To do.
Reproduce the data in its entirety, exactly as supplied.

Dataset excerpt.
▼

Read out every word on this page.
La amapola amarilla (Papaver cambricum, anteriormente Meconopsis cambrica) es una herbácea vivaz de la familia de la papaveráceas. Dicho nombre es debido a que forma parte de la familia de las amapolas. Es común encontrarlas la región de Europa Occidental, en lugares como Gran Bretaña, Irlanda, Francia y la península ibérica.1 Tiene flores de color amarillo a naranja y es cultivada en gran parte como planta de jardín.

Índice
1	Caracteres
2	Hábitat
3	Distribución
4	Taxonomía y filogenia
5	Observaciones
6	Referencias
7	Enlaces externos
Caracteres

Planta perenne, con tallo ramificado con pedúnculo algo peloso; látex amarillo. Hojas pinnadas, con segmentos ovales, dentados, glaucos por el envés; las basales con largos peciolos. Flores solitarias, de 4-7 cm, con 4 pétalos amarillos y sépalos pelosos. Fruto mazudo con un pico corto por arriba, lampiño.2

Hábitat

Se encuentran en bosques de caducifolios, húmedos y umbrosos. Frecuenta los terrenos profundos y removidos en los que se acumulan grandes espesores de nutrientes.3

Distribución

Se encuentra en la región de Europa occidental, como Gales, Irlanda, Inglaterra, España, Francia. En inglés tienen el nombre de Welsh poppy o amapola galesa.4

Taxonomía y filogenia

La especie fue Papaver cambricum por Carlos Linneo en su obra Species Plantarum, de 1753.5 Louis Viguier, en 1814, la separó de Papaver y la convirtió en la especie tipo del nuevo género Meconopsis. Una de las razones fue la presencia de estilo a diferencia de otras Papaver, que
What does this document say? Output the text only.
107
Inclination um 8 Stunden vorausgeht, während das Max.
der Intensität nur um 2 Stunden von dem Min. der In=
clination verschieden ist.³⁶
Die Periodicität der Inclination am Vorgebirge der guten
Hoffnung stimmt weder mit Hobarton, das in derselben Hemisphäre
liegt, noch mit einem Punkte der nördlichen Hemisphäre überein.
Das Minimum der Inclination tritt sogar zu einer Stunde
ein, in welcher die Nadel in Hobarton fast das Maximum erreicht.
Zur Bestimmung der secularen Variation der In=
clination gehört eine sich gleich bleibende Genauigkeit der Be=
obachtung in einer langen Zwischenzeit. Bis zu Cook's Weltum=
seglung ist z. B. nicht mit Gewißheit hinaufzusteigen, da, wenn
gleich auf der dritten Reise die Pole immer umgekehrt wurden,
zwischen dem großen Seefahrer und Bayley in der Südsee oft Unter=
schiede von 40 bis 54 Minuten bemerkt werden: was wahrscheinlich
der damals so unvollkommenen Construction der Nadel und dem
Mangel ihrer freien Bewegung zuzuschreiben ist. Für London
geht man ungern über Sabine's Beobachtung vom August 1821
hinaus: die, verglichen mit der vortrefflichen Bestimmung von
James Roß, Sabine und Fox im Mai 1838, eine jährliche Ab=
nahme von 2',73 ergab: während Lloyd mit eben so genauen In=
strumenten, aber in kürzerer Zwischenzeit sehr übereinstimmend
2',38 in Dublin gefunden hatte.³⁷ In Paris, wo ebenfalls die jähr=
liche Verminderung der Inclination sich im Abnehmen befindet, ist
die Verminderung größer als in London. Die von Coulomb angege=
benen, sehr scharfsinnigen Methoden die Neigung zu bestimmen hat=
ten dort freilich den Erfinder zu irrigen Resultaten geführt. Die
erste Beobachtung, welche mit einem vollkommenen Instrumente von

▲

Complete response.
Read out every word on this page.
La amapola amarilla (Papaver cambricum, anteriormente Meconopsis cambrica) es una herbácea vivaz de la familia de la papaveráceas. Dicho nombre es debido a que forma parte de la familia de las amapolas. Es común encontrarlas la región de Europa Occidental, en lugares como Gran Bretaña, Irlanda, Francia y la península ibérica.1 Tiene flores de color amarillo a naranja y es cultivada en gran parte como planta de jardín.

Índice
1	Caracteres
2	Hábitat
3	Distribución
4	Taxonomía y filogenia
5	Observaciones
6	Referencias
7	Enlaces externos
Caracteres

Planta perenne, con tallo ramificado con pedúnculo algo peloso; látex amarillo. Hojas pinnadas, con segmentos ovales, dentados, glaucos por el envés; las basales con largos peciolos. Flores solitarias, de 4-7 cm, con 4 pétalos amarillos y sépalos pelosos. Fruto mazudo con un pico corto por arriba, lampiño.2

Hábitat

Se encuentran en bosques de caducifolios, húmedos y umbrosos. Frecuenta los terrenos profundos y removidos en los que se acumulan grandes espesores de nutrientes.3

Distribución

Se encuentra en la región de Europa occidental, como Gales, Irlanda, Inglaterra, España, Francia. En inglés tienen el nombre de Welsh poppy o amapola galesa.4

Taxonomía y filogenia

La especie fue Papaver cambricum por Carlos Linneo en su obra Species Plantarum, de 1753.5 Louis Viguier, en 1814, la separó de Papaver y la convirtió en la especie tipo del nuevo género Meconopsis. Una de las razones fue la presencia de estilo a diferencia de otras Papaver, que
What does this document say? Output the text only.
107
Inclination um 8 Stunden vorausgeht, während das Max.
der Intensität nur um 2 Stunden von dem Min. der In=
clination verschieden ist.³⁶
Die Periodicität der Inclination am Vorgebirge der guten
Hoffnung stimmt weder mit Hobarton, das in derselben Hemisphäre
liegt, noch mit einem Punkte der nördlichen Hemisphäre überein.
Das Minimum der Inclination tritt sogar zu einer Stunde
ein, in welcher die Nadel in Hobarton fast das Maximum erreicht.
Zur Bestimmung der secularen Variation der In=
clination gehört eine sich gleich bleibende Genauigkeit der Be=
obachtung in einer langen Zwischenzeit. Bis zu Cook's Weltum=
seglung ist z. B. nicht mit Gewißheit hinaufzusteigen, da, wenn
gleich auf der dritten Reise die Pole immer umgekehrt wurden,
zwischen dem großen Seefahrer und Bayley in der Südsee oft Unter=
schiede von 40 bis 54 Minuten bemerkt werden: was wahrscheinlich
der damals so unvollkommenen Construction der Nadel und dem
Mangel ihrer freien Bewegung zuzuschreiben ist. Für London
geht man ungern über Sabine's Beobachtung vom August 1821
hinaus: die, verglichen mit der vortrefflichen Bestimmung von
James Roß, Sabine und Fox im Mai 1838, eine jährliche Ab=
nahme von 2',73 ergab: während Lloyd mit eben so genauen In=
strumenten, aber in kürzerer Zwischenzeit sehr übereinstimmend
2',38 in Dublin gefunden hatte.³⁷ In Paris, wo ebenfalls die jähr=
liche Verminderung der Inclination sich im Abnehmen befindet, ist
die Verminderung größer als in London. Die von Coulomb angege=
benen, sehr scharfsinnigen Methoden die Neigung zu bestimmen hat=
ten dort freilich den Erfinder zu irrigen Resultaten geführt. Die
erste Beobachtung, welche mit einem vollkommenen Instrumente von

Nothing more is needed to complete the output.